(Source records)
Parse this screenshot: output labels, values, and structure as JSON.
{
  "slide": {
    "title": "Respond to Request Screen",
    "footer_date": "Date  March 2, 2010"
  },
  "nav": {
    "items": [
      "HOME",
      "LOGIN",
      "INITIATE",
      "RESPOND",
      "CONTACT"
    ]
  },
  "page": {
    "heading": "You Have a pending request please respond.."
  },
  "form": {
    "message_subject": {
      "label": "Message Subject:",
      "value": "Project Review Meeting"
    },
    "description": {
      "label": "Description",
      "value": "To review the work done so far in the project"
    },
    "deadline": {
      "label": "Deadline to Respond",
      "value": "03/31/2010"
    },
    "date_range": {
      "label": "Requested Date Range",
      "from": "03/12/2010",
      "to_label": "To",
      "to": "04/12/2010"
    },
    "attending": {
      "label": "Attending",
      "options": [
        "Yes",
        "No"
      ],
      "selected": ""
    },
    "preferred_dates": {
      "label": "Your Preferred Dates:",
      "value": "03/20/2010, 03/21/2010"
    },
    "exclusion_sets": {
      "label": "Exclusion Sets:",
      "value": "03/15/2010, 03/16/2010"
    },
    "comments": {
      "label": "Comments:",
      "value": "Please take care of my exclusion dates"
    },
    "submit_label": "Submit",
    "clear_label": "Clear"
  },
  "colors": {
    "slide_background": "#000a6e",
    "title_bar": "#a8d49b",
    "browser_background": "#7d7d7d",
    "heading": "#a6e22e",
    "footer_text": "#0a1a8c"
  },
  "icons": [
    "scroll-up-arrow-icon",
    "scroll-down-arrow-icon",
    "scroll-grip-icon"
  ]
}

Do this →
Pull out each record as written and restate it exactly.

Exercise result →
Parse this screenshot: output labels, values, and structure as JSON.
{
  "slide": {
    "title": "Respond to Request Screen",
    "footer_date": "Date  March 2, 2010"
  },
  "nav": {
    "items": [
      "HOME",
      "LOGIN",
      "INITIATE",
      "RESPOND",
      "CONTACT"
    ]
  },
  "page": {
    "heading": "You Have a pending request please respond.."
  },
  "form": {
    "message_subject": {
      "label": "Message Subject:",
      "value": "Project Review Meeting"
    },
    "description": {
      "label": "Description",
      "value": "To review the work done so far in the project"
    },
    "deadline": {
      "label": "Deadline to Respond",
      "value": "03/31/2010"
    },
    "date_range": {
      "label": "Requested Date Range",
      "from": "03/12/2010",
      "to_label": "To",
      "to": "04/12/2010"
    },
    "attending": {
      "label": "Attending",
      "options": [
        "Yes",
        "No"
      ],
      "selected": ""
    },
    "preferred_dates": {
      "label": "Your Preferred Dates:",
      "value": "03/20/2010, 03/21/2010"
    },
    "exclusion_sets": {
      "label": "Exclusion Sets:",
      "value": "03/15/2010, 03/16/2010"
    },
    "comments": {
      "label": "Comments:",
      "value": "Please take care of my exclusion dates"
    },
    "submit_label": "Submit",
    "clear_label": "Clear"
  },
  "colors": {
    "slide_background": "#000a6e",
    "title_bar": "#a8d49b",
    "browser_background": "#7d7d7d",
    "heading": "#a6e22e",
    "footer_text": "#0a1a8c"
  },
  "icons": [
    "scroll-up-arrow-icon",
    "scroll-down-arrow-icon",
    "scroll-grip-icon"
  ]
}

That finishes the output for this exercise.